- **TASK**
Lines containing the word "members" are to be counted; state their number and nothing further.

----

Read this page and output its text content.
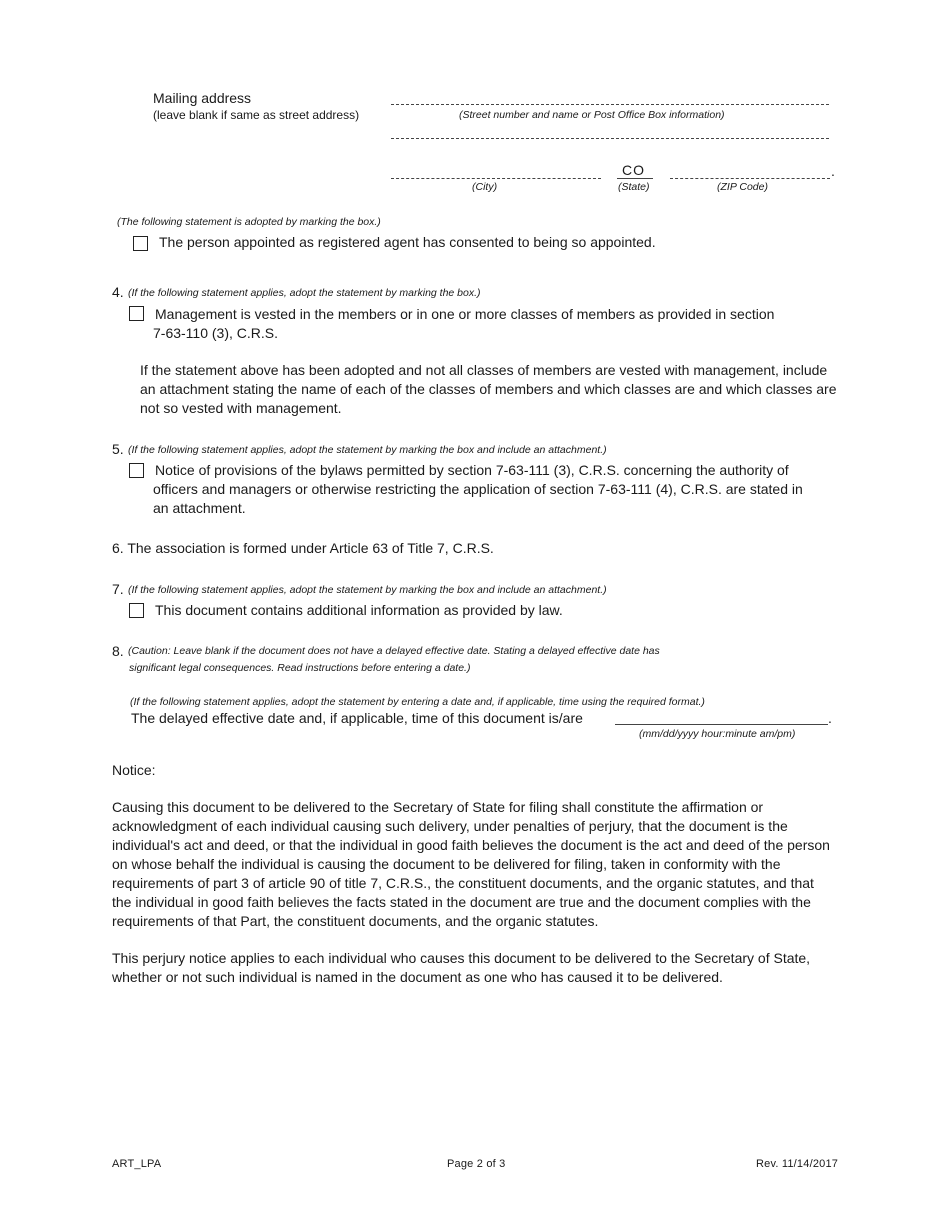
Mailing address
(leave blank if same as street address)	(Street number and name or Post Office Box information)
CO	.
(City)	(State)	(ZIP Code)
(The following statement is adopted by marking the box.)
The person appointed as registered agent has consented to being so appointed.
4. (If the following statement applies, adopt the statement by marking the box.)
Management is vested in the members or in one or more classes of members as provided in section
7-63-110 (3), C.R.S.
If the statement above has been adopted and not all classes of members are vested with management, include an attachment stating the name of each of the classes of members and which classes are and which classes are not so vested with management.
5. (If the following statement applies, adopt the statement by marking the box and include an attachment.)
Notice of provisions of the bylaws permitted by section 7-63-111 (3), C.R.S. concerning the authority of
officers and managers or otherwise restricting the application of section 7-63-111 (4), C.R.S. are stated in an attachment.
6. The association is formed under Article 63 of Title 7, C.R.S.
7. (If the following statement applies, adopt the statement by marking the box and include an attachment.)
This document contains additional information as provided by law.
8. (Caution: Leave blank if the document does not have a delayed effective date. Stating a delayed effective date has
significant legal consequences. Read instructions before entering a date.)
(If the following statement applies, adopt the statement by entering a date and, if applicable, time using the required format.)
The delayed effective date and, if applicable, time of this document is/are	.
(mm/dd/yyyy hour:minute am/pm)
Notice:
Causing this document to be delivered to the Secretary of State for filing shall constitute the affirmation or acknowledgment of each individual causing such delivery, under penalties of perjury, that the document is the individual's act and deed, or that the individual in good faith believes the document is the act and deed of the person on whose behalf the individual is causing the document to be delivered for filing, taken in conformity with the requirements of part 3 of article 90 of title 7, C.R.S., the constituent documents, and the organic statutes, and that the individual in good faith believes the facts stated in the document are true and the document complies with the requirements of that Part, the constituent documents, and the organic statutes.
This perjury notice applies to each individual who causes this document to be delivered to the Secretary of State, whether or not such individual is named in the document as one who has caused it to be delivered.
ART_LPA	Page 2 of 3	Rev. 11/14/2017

----

- **TASK RESULT**
2